■ Given request 1: In the records, starting at the first line and ending at the line containing "Point — [316, 331, 339, 345]", swap "Point" for "Marker" and leave everything else as it is. Give back only those lines.
■ Given request 2: Extend the article about the fake Hillary Clinton voting website past its last sentence.

━━━━━ Page text ━━━━━

Days before the 2016 election, an international group created a website which aimed to deceive Black Americans into voting for Hillary Clinton online instead of IRL.
An international team of 4chan shitposters created a fake Hillary Clinton website in 2016 designed to make people think they could vote over the internet, sparking a Federal Election Commission investigation into whether the effort was linked to Russian election meddling, according to an FEC General Counsel’s investigation filed in May 2020.
After dragging its feet on the nearly five-year-long investigation, the FEC has finally published its answer: it (probably) wasn’t the Russian government behind the site.
Just days before the 2016 election, an international group of posters on 4chan came together to create a fake Hillary Clinton website which aimed to deceive Black American voters “into believing that they could vote for Clinton via the Website rather than at a polling location.” It also solicited donations for the Clinton campaign, which is prohibited under federal law.
The FEC, which only regained its quorum in December, concluded its investigation before the election but did not publish the report until last week.

━━━━━ Recorded data ━━━━━

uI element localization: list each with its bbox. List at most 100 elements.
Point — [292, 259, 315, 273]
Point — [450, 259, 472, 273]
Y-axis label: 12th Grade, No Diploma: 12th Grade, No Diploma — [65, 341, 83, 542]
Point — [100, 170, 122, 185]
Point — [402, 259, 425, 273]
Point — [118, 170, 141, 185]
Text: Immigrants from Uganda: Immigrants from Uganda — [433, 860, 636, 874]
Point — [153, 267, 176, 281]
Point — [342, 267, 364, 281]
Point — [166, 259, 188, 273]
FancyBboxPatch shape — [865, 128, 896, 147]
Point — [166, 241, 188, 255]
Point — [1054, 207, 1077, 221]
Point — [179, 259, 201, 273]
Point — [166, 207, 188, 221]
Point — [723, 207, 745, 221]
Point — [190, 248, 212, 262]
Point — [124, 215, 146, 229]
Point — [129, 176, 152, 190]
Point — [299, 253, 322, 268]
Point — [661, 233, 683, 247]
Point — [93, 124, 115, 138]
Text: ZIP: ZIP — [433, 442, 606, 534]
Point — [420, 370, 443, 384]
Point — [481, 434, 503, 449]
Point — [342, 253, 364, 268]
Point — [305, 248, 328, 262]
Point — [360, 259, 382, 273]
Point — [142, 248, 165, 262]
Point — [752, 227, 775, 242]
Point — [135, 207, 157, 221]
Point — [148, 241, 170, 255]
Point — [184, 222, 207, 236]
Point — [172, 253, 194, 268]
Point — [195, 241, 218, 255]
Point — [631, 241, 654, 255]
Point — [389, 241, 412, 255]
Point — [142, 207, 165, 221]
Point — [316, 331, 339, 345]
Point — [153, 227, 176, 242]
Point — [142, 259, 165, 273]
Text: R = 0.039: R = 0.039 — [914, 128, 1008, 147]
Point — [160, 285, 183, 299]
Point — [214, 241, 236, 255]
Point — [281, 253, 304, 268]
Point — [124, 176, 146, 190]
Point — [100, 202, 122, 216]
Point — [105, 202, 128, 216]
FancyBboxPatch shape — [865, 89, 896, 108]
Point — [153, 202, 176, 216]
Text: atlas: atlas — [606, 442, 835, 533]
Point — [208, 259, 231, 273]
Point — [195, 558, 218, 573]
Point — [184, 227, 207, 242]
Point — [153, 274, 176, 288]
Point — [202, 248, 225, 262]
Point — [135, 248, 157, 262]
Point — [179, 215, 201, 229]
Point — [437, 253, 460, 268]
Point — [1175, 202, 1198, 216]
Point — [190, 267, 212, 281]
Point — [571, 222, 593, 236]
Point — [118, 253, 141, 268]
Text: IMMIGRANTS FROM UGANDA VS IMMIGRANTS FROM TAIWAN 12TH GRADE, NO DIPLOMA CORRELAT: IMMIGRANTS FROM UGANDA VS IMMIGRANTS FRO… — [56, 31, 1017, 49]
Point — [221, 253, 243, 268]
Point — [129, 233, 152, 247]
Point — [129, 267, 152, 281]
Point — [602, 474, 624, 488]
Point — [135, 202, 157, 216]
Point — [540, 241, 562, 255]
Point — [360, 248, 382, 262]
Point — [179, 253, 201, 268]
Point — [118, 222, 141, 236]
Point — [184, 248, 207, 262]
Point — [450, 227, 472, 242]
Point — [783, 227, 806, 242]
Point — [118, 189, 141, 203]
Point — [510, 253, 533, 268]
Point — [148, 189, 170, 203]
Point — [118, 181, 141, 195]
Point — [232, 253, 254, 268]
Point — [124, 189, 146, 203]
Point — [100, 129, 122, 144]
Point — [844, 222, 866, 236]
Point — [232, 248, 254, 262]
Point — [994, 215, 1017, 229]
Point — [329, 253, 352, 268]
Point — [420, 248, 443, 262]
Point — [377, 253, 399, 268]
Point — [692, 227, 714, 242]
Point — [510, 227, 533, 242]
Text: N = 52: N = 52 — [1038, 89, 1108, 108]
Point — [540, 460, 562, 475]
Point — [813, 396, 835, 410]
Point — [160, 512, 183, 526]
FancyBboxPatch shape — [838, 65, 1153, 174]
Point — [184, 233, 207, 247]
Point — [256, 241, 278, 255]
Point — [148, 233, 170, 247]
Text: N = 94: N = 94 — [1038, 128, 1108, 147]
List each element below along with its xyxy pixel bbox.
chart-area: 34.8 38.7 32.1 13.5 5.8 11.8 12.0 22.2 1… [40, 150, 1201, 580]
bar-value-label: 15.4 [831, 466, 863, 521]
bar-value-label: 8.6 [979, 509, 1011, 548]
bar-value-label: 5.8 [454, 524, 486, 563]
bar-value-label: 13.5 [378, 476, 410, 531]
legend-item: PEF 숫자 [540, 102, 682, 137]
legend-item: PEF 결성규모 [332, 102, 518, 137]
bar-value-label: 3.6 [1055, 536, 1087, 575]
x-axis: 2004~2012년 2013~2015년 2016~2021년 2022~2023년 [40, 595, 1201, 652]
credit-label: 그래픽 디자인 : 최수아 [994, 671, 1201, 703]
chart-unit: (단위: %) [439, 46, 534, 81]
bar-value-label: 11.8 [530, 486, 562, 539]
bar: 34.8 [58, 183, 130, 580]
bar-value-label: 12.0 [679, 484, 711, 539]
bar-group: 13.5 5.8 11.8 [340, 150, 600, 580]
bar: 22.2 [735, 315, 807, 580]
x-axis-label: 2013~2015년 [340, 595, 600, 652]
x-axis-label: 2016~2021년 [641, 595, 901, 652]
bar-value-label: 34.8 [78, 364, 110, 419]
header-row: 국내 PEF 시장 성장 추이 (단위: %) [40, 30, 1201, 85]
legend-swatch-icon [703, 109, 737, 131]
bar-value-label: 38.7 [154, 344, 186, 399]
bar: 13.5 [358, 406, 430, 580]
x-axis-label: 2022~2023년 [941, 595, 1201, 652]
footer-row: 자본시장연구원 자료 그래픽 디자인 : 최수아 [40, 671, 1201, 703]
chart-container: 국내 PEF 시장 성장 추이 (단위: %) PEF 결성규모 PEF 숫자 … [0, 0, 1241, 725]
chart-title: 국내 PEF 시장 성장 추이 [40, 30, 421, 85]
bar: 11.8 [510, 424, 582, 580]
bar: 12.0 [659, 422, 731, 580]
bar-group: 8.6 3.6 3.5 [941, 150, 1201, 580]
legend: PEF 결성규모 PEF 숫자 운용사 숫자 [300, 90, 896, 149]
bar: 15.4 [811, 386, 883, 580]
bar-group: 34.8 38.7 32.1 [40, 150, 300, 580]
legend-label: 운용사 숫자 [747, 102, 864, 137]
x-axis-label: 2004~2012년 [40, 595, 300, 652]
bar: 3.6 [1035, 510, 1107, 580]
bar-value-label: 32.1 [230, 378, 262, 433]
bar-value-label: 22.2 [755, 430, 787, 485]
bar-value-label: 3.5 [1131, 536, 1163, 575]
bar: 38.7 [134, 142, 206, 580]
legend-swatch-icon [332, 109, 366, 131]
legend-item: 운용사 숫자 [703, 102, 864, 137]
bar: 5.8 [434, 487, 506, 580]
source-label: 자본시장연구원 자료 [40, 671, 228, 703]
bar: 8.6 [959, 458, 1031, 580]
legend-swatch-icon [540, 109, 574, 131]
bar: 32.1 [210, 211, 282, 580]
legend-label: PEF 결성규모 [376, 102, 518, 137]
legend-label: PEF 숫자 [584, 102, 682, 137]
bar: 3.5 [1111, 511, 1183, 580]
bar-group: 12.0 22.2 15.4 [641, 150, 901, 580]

━━━━━

■ Answer 1:
uI element localization: list each with its bbox. List at most 100 elements.
Marker — [292, 259, 315, 273]
Marker — [450, 259, 472, 273]
Y-axis label: 12th Grade, No Diploma: 12th Grade, No Diploma — [65, 341, 83, 542]
Marker — [100, 170, 122, 185]
Marker — [402, 259, 425, 273]
Marker — [118, 170, 141, 185]
Text: Immigrants from Uganda: Immigrants from Uganda — [433, 860, 636, 874]
Marker — [153, 267, 176, 281]
Marker — [342, 267, 364, 281]
Marker — [166, 259, 188, 273]
FancyBboxPatch shape — [865, 128, 896, 147]
Marker — [166, 241, 188, 255]
Marker — [1054, 207, 1077, 221]
Marker — [179, 259, 201, 273]
Marker — [166, 207, 188, 221]
Marker — [723, 207, 745, 221]
Marker — [190, 248, 212, 262]
Marker — [124, 215, 146, 229]
Marker — [129, 176, 152, 190]
Marker — [299, 253, 322, 268]
Marker — [661, 233, 683, 247]
Marker — [93, 124, 115, 138]
Text: ZIP: ZIP — [433, 442, 606, 534]
Marker — [420, 370, 443, 384]
Marker — [481, 434, 503, 449]
Marker — [342, 253, 364, 268]
Marker — [305, 248, 328, 262]
Marker — [360, 259, 382, 273]
Marker — [142, 248, 165, 262]
Marker — [752, 227, 775, 242]
Marker — [135, 207, 157, 221]
Marker — [148, 241, 170, 255]
Marker — [184, 222, 207, 236]
Marker — [172, 253, 194, 268]
Marker — [195, 241, 218, 255]
Marker — [631, 241, 654, 255]
Marker — [389, 241, 412, 255]
Marker — [142, 207, 165, 221]
Marker — [316, 331, 339, 345]

■ Answer 2:
The site came about after users on the board crowdsourced an effort to help the Trump campaign. 4chan posters with flags suggesting they were based in Singapore, Australia, Russia, and Poland floated the idea on the forum’s politics board and organized a Discord chatroom to work on the project.
A Singapore-based man, Jing Hao Lim, registered the domain (votehillaryonline.com) which other 4chan posters used to host the fake Clinton website content they developed. Once launched, two fake Twitter accounts linked to Canadian IP addresses pretended to be Black American voters and tried to hype the site on Twitter.
FEC staff, however “were unable to identify the creators of the Website, who appear to be located in a foreign country and used account and user names to conceal their identities.”
The tactics behind the fake Clinton site—impersonating Black Americans, using fake social media profiles, and trying to assist the Trump campaign—sparked concerns that the effort could be linked to Russian meddling in the 2016 election.
FEC investigators combed through reports by the Senate Select Committee on Intelligence and the final report of Special Counsel Robert Mueller for signs that the fake site could be linked to the Internet Research Agency, the Russian troll farm responsible for carrying out much of Russia’s election meddling, but found no connections. The commission also subpoenaed Twitter for information about the accounts which amplified the site, but Twitter told officials that the accounts were not linked to any “state-backed information operations” found on their platform.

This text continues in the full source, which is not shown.